[begin Task inputs]
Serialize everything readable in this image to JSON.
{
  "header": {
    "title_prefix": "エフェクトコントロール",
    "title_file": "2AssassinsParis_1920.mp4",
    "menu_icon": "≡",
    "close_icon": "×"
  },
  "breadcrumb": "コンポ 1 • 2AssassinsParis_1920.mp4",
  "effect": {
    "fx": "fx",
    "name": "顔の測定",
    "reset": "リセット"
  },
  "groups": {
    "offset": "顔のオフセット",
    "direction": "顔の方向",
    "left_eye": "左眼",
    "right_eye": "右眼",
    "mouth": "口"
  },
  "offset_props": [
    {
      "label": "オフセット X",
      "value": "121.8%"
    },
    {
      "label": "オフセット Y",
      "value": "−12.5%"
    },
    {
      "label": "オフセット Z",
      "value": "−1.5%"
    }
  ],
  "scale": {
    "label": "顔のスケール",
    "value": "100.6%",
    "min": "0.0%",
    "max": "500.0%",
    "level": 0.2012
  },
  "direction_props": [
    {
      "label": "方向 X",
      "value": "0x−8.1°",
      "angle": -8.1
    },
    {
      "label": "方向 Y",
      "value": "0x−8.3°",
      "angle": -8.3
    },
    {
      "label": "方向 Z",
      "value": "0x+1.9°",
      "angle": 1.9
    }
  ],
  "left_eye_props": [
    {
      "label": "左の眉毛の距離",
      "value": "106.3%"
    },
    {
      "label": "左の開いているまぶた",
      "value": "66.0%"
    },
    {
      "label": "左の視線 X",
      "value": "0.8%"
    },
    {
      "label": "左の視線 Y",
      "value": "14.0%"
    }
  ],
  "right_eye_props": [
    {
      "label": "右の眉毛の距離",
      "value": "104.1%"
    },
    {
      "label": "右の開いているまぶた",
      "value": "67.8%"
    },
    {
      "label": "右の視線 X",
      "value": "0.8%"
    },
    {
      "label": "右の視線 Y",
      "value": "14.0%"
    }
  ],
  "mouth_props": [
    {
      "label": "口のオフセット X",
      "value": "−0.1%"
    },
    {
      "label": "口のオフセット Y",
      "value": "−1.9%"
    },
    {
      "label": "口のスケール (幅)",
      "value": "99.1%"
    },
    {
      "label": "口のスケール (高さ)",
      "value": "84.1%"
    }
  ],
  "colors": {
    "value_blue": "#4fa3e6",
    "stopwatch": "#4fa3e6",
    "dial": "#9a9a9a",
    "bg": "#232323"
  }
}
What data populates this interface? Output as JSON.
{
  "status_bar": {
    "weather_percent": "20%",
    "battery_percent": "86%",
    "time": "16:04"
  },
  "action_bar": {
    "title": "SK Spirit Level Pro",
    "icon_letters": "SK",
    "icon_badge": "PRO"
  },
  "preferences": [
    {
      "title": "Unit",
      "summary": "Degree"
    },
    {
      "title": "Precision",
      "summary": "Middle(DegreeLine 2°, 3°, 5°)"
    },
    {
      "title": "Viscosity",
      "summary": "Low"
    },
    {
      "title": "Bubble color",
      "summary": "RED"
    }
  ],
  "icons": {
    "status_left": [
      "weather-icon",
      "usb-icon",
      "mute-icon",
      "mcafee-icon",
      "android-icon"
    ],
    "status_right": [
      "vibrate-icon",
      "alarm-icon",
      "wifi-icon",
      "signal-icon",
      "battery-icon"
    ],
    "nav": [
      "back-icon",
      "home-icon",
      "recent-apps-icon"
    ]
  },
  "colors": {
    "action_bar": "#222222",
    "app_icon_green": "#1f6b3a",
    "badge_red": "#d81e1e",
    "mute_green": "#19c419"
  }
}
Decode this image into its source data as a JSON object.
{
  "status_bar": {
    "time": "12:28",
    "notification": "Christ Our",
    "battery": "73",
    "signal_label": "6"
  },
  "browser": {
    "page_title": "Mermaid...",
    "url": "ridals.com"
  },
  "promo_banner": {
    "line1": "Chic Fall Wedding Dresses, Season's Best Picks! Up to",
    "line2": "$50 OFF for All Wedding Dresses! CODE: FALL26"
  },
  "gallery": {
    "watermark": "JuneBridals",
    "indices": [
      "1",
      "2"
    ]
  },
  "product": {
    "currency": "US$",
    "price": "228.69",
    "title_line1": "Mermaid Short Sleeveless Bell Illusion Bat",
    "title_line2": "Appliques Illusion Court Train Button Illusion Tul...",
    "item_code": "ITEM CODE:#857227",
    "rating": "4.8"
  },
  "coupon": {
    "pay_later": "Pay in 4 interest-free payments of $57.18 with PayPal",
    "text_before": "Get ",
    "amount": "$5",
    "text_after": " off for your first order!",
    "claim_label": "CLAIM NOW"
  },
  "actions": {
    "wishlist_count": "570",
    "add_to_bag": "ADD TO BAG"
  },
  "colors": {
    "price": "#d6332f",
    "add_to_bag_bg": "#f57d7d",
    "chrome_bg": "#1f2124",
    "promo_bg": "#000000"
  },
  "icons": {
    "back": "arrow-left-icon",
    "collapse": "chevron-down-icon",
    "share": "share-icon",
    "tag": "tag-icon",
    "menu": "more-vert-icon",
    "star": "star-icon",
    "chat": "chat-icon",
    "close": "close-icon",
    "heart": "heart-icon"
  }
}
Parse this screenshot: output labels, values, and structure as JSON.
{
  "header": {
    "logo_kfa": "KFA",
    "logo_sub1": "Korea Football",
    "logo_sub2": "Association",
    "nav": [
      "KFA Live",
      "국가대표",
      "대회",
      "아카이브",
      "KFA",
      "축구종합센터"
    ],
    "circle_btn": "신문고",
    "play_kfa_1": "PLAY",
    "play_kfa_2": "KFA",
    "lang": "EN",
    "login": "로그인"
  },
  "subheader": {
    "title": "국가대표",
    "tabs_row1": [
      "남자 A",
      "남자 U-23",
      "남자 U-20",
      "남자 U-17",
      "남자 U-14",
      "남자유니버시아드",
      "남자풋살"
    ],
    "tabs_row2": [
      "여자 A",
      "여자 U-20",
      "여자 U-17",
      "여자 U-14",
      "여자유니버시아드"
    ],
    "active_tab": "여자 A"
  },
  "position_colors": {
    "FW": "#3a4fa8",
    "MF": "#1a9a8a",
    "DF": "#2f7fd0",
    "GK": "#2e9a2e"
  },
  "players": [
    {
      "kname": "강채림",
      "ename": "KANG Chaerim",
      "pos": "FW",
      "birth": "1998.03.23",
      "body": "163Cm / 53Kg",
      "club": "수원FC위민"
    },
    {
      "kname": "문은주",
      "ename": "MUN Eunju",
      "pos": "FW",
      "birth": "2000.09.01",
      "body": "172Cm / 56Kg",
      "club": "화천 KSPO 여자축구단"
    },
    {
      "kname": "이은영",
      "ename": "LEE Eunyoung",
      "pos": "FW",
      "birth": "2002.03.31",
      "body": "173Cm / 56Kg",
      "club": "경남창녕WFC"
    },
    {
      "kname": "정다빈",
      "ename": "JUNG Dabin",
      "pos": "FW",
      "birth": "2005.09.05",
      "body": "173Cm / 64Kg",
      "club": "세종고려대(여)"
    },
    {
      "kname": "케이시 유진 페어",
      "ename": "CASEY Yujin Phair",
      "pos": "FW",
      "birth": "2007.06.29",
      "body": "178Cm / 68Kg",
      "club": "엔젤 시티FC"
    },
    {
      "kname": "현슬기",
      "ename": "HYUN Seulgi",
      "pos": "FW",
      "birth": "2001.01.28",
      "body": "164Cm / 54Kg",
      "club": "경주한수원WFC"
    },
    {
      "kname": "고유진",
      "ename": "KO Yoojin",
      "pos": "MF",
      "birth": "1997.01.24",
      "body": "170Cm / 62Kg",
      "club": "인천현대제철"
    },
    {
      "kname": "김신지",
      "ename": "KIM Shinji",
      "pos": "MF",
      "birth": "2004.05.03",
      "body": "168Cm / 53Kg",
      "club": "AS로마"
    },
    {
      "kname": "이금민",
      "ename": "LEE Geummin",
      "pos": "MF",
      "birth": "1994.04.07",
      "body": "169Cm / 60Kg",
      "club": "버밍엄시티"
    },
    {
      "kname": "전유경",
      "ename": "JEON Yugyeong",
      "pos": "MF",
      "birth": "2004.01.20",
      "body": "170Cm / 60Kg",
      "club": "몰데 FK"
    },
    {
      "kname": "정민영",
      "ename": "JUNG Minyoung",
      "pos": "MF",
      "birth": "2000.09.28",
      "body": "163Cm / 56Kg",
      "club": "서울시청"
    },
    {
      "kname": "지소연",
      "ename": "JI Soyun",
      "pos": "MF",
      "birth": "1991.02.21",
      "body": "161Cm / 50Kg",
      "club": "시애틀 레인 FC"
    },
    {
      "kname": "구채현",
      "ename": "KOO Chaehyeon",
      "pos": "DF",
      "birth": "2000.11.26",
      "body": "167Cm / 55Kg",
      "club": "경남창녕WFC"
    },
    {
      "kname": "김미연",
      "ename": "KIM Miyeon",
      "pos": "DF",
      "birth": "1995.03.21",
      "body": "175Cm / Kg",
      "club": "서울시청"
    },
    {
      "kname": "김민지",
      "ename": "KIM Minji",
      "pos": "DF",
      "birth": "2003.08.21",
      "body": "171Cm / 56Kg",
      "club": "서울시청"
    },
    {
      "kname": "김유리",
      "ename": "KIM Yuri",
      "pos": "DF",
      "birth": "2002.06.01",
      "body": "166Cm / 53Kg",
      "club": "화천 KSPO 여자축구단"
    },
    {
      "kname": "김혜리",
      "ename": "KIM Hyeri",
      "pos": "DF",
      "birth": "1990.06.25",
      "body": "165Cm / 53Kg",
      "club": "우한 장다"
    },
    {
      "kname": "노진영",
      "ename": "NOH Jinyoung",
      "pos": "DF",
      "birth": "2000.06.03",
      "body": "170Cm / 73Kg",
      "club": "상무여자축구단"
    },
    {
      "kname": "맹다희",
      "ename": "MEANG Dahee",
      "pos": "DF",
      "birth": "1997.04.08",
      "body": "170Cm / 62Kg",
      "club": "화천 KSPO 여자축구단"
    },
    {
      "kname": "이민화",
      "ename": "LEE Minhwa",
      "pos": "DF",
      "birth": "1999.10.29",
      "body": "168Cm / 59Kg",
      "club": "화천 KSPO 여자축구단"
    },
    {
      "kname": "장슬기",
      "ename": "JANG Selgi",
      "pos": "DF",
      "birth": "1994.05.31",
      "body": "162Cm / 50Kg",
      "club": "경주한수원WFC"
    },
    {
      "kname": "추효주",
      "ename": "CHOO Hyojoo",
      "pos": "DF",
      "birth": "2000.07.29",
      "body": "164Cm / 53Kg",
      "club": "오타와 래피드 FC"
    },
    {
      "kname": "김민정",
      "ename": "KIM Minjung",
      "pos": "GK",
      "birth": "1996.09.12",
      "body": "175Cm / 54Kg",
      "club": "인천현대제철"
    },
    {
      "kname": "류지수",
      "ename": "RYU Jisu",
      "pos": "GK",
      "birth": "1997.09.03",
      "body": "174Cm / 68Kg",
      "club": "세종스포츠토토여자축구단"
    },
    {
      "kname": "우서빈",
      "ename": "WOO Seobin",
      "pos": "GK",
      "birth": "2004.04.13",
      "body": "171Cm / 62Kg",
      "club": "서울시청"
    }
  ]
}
[end Task inputs]
What to produce: Go through the material and copy out every line with "JSON" in it.

Expected answer:
Serialize everything readable in this image to JSON.
What data populates this interface? Output as JSON.
Decode this image into its source data as a JSON object.
Parse this screenshot: output labels, values, and structure as JSON.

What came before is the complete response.